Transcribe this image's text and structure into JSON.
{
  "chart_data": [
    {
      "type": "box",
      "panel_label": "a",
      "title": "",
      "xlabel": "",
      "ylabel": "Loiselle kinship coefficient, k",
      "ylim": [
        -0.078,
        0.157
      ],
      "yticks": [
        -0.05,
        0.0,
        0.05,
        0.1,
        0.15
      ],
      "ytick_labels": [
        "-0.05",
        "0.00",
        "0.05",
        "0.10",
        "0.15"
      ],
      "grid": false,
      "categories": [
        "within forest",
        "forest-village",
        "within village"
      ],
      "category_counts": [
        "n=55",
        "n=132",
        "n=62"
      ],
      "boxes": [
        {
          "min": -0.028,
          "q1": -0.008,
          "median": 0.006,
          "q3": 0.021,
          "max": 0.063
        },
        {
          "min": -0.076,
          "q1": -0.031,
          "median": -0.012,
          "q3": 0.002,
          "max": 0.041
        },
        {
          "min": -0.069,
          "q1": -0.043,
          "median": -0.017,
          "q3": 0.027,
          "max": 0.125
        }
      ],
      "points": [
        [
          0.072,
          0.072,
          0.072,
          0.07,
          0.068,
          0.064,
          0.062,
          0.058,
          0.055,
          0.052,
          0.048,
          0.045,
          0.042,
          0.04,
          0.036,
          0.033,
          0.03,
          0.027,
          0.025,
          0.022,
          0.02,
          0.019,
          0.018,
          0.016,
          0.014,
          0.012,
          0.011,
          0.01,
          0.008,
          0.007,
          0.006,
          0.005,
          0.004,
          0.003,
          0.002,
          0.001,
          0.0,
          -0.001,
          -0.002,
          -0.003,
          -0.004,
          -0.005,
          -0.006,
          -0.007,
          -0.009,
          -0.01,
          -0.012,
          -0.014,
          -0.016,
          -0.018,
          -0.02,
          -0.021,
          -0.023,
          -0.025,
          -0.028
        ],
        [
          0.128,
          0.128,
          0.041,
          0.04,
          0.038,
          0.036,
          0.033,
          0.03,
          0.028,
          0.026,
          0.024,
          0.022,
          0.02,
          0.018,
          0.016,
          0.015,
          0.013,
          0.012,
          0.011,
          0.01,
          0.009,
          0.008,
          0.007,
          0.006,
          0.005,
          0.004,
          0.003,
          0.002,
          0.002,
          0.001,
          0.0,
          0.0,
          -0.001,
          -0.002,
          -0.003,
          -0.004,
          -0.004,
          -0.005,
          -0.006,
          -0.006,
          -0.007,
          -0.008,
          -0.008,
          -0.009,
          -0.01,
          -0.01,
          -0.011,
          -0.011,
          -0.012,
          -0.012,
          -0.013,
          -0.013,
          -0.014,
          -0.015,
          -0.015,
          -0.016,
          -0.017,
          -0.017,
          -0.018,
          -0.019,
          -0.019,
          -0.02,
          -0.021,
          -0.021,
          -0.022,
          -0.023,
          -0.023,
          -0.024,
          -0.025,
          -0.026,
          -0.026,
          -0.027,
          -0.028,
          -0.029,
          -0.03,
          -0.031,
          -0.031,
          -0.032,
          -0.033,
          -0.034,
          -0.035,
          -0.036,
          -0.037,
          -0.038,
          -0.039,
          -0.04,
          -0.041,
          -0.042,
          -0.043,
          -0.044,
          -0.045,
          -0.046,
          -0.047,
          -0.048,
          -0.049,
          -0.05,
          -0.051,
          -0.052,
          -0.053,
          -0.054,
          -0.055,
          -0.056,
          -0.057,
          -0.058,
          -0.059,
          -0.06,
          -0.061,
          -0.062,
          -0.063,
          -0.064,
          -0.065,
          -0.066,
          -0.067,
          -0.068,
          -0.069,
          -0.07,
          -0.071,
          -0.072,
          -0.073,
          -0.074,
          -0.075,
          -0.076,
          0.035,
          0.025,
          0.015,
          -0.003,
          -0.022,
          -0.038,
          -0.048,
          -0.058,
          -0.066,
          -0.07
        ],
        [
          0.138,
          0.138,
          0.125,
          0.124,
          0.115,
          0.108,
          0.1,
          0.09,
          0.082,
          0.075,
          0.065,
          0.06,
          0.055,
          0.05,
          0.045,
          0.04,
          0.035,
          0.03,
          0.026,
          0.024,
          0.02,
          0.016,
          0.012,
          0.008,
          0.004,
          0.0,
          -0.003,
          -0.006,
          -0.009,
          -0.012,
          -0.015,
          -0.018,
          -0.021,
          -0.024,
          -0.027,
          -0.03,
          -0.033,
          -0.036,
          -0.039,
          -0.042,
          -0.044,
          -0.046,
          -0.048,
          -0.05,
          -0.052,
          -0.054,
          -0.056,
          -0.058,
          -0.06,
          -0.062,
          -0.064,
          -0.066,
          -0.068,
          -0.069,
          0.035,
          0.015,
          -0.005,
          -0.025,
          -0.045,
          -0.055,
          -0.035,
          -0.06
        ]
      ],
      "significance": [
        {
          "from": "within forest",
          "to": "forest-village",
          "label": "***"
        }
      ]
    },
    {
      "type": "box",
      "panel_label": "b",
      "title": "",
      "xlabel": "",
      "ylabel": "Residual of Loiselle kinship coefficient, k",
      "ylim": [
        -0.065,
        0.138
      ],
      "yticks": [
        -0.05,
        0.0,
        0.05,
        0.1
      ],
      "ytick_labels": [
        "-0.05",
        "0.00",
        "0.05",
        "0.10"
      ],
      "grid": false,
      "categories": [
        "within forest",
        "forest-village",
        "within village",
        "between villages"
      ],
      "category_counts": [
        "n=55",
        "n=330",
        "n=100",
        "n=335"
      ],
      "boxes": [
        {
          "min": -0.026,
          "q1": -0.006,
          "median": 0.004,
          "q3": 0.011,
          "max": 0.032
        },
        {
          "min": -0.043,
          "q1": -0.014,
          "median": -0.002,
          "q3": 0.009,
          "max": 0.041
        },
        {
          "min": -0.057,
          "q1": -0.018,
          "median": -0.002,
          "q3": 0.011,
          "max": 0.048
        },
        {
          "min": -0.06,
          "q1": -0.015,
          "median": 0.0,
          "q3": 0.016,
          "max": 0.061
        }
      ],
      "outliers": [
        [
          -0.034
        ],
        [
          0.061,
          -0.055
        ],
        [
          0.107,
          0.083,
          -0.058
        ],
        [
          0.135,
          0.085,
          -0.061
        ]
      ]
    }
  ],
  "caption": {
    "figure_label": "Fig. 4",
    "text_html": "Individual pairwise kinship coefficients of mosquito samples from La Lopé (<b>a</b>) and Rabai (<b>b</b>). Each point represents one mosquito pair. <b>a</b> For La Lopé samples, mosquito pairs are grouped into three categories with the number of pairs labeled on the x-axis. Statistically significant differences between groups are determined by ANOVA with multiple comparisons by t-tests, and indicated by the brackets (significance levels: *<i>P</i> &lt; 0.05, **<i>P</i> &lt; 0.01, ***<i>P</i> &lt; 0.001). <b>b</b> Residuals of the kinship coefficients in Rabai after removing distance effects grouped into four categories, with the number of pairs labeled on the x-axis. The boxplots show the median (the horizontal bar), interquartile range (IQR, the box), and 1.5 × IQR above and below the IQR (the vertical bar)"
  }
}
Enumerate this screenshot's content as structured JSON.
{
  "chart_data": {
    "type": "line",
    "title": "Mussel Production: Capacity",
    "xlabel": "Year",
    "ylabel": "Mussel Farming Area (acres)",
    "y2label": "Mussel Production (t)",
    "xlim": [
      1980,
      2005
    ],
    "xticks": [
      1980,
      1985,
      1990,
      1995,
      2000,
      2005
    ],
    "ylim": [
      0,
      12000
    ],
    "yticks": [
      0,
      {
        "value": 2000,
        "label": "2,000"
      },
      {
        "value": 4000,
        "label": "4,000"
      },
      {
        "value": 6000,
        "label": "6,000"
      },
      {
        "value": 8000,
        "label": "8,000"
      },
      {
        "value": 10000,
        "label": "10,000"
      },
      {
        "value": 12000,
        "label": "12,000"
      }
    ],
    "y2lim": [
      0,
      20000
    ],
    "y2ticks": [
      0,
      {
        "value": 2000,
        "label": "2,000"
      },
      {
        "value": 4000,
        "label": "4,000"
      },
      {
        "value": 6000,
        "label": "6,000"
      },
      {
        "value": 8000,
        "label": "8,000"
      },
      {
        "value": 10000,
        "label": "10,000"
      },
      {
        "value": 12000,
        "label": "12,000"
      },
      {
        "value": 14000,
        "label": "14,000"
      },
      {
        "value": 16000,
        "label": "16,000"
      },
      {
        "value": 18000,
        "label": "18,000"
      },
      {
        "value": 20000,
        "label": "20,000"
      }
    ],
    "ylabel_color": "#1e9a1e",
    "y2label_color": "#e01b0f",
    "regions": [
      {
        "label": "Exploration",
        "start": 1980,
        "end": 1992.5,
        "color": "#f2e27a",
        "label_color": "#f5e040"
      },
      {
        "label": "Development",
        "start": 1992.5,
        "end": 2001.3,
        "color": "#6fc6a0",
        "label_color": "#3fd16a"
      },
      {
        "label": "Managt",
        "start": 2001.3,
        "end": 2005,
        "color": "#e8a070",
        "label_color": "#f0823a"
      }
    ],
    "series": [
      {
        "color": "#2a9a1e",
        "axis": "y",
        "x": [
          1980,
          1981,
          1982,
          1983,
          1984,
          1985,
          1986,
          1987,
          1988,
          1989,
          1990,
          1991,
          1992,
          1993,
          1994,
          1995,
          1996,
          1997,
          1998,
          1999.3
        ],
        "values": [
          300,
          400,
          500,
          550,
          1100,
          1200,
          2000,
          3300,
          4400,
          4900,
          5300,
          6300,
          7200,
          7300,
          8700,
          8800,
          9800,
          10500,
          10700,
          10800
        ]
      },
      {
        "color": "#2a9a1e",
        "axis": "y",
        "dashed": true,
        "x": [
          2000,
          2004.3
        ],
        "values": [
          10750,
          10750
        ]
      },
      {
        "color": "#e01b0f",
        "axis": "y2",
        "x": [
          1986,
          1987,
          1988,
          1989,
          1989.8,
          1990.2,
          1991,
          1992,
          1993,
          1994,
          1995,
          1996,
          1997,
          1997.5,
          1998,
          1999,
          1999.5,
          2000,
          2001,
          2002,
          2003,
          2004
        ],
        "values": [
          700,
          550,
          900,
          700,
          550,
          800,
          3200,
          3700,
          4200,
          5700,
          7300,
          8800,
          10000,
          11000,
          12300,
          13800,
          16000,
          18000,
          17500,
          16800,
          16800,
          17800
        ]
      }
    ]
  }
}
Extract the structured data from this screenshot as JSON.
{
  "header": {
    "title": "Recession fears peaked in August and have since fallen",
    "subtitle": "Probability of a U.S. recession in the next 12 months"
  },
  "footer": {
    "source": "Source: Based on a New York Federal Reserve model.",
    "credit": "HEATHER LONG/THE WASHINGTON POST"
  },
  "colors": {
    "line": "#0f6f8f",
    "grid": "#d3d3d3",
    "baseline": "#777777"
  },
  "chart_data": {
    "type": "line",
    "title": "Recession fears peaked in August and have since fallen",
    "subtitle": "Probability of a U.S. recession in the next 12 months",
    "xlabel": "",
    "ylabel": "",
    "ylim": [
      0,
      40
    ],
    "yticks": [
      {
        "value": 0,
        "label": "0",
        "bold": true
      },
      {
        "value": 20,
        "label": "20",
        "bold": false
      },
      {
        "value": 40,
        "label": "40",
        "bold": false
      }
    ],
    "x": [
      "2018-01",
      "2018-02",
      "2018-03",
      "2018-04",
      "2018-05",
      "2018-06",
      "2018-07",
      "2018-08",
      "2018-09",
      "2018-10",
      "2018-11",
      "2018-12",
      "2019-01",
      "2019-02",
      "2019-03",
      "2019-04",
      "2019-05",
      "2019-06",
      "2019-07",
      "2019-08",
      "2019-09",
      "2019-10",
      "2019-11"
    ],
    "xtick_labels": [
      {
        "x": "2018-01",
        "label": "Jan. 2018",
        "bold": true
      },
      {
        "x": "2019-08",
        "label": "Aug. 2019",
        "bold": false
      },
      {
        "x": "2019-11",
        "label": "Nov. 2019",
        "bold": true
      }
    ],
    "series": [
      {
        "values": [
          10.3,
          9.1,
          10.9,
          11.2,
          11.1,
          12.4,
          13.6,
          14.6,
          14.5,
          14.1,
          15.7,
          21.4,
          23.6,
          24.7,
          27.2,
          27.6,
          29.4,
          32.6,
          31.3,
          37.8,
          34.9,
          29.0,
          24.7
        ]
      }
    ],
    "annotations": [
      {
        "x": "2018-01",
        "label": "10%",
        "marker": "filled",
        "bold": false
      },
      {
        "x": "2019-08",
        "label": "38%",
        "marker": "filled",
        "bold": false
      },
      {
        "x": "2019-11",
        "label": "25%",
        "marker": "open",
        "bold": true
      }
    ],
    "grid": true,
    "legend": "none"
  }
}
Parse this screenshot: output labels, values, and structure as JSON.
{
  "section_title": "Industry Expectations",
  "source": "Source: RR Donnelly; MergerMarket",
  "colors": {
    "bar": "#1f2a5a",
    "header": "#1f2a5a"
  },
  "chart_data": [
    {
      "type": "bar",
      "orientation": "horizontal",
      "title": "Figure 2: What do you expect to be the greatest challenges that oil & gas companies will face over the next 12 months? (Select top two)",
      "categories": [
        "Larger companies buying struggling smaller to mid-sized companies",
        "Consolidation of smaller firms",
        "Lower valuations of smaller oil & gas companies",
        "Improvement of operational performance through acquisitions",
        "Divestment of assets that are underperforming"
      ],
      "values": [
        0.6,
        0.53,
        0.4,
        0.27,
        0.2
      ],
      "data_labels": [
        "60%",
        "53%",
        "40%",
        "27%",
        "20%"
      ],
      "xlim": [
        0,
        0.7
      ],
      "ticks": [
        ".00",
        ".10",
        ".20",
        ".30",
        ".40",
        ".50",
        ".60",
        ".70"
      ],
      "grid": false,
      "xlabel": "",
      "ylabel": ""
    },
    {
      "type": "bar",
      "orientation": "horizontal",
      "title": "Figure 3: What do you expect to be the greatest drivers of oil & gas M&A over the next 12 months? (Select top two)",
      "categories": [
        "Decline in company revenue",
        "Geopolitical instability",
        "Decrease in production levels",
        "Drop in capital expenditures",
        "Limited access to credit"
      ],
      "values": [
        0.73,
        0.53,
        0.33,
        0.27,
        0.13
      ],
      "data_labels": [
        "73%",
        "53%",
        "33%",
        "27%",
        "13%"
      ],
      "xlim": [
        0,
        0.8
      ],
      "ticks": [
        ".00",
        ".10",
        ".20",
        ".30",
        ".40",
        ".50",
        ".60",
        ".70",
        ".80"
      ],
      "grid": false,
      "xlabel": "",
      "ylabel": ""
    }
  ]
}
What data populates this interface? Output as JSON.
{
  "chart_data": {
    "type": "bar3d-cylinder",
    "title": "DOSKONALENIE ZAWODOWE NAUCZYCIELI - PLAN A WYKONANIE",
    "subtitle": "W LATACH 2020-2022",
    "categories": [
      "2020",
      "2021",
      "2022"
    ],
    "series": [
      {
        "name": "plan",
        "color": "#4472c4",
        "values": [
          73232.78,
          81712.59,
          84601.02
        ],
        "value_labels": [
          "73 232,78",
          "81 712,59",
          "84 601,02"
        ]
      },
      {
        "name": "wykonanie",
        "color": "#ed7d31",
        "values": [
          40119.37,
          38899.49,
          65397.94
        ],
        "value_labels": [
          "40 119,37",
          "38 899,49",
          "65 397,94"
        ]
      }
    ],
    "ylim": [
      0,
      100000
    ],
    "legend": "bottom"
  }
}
——————
TASK TO CARRY OUT — All lines of the data above that include the word "within" must be shown.

RESULT OF THIS EXERCISE —
        "within forest",
        "within village"
          "from": "within forest",
        "within forest",
        "within village",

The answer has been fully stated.